## [Text]

Payloads Description

Singularity supports the following attack payloads:

  • Basic fetch request (payload-simple-fetch-get.html): This sample payload makes a GET request to the root directory (‘/’) and shows the server response using the fetch API. The goal of this payload is to function as example request to make additional contributions as easy as possible.
  • Basic XHR request (payload-simple-xhr-get.html): Another sample payload to make a GET request to the root directory (‘/’) and showing the server response using XMLHttpRequest (XHR).
  • Chrome DevTools (payload-exposed-chrome-devtools.html): This payload demonstrates a remote code execution (RCE) vulnerability in Microsoft VS Code fixed in version 1.19.3. This payload can be adapted to exploit any software that exposes Chrome Dev Tools on localhost.
  • etcd (payload-etcd.html): This payload retrieves the keys and values from the etcd key-value store.
  • pyethapp (payload-pyethapp.html): Exploit the Python implementation of the Ethereum client Pyethapp to get the list of owned eth addresses and retrieve the balance of the first eth address.
  • Rails Web Console (payload-rails-webconsole.html): Performs a remote code execution (RCE) attack on the Rails Web Console.

 

Creating Your Own Payloads

Creating your own payloads is as simple as copying the sample payload HTML file (payload-simple-fetch-get.html) and modify it according to your needs. The sample payload makes a single GET request and displays the response. Start with copying the content of this file to a new .html file and add its name to the attackPayloads list in the manager-config.jsonfile. Then modify the new HTML file to change the request URL for example.

## [Supplied material]
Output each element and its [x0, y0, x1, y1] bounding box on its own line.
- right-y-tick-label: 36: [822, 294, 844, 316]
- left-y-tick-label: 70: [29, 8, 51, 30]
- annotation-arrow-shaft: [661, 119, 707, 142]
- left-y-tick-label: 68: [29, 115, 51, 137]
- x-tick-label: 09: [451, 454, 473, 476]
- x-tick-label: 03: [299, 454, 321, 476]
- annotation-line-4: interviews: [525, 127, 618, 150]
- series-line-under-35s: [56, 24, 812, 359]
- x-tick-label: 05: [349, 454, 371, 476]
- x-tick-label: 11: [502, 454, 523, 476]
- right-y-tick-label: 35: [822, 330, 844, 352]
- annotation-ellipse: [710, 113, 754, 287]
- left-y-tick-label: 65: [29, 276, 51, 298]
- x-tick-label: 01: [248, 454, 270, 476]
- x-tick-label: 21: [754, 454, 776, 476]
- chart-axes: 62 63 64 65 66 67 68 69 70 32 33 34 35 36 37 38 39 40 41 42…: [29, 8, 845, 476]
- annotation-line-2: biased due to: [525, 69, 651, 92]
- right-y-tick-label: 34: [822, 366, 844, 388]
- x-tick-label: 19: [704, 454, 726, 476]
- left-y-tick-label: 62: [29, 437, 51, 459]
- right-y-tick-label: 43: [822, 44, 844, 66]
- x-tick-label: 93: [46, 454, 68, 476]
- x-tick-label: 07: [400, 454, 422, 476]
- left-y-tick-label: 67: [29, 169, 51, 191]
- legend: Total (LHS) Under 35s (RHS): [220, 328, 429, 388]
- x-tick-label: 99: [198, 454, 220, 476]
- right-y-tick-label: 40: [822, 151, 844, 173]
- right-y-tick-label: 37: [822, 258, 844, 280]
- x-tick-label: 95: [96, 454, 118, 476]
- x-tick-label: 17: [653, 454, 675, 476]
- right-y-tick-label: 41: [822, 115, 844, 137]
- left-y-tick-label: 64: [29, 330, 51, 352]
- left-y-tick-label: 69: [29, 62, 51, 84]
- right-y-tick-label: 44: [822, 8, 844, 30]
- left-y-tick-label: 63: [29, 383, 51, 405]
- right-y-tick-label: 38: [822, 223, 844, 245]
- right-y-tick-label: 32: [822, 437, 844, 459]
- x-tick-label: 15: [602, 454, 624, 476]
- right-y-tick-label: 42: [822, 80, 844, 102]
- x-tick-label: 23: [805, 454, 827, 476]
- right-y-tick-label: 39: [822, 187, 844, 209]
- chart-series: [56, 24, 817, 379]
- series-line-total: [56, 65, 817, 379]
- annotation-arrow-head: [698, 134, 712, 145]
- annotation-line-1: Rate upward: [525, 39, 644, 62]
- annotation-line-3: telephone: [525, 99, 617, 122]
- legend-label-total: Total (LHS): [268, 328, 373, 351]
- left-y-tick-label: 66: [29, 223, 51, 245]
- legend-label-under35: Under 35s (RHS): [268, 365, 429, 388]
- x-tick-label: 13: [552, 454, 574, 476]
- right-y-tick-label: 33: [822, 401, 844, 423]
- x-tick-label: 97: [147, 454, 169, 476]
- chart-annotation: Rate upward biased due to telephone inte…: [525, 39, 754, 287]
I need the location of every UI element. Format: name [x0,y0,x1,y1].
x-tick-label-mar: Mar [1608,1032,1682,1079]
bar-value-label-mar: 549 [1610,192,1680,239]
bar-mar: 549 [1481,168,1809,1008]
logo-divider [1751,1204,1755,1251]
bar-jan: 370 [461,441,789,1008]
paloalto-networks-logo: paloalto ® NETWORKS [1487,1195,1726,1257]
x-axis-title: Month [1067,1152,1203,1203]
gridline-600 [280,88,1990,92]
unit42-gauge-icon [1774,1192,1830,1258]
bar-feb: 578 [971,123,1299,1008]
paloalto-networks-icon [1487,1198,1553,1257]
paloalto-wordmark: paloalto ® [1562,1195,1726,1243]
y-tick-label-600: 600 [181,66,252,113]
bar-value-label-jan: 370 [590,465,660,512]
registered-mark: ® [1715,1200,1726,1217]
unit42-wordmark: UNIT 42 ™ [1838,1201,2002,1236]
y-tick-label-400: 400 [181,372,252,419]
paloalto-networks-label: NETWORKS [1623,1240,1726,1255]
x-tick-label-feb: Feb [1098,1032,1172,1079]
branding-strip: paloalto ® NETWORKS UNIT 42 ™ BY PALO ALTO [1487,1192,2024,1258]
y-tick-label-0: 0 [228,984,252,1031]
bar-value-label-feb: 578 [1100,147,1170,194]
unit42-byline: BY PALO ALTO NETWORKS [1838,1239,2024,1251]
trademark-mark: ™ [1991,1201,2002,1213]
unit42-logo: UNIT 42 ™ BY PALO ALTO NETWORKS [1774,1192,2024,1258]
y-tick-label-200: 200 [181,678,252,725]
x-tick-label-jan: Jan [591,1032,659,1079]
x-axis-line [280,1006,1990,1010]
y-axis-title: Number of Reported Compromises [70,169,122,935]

## [Exercise requirements]
1: In the text on Singularity payloads, list the HTML file name given for each attack payload it describes.
2: Extend the text on Singularity payloads by writing what comes after its last sentence.

## [Results for the exercise]
1:
payload-simple-fetch-get.html
payload-simple-xhr-get.html
payload-exposed-chrome-devtools.html
payload-etcd.html
payload-pyethapp.html
payload-rails-webconsole.html

2:
Preventing DNS Rebinding Attacks

DNS rebinding attacks can be prevented by validating the “Host” HTTP header on the server-side to only allow a set of whitelisted values. For services listening on the loopback interface, this set of whitelisted host values should only contain localhost and all reserved numeric addresses for the loopback interface, including 127.0.0.1.

For instance, let’s say that a service is listening on address 127.0.0.1, TCP port 3000. Then, the service should check that all HTTP request “Host” header values strictly contain “127.0.0.1:3000” and/or “localhost:3000”. If the host header contains anything else, then the request should be denied.

Depending on the application deployment model, you may have to whitelist other or additional addresses such as 127.0.0.2, another reserved numeric address for the loopback interface.

For services exposed on the network (and for any services in general), authentication should be required to prevent unauthorized access.

Filtering DNS responses containing private, link-local or loopback addresses, both for IPv4 and IPv6, should not be relied upon as a primary defense mechanism against DNS rebinding attacks. Singularity can bypass some filters in certain conditions, such as responding with a localhost CNAME record when targeting an application via the Google Chrome browser for instance.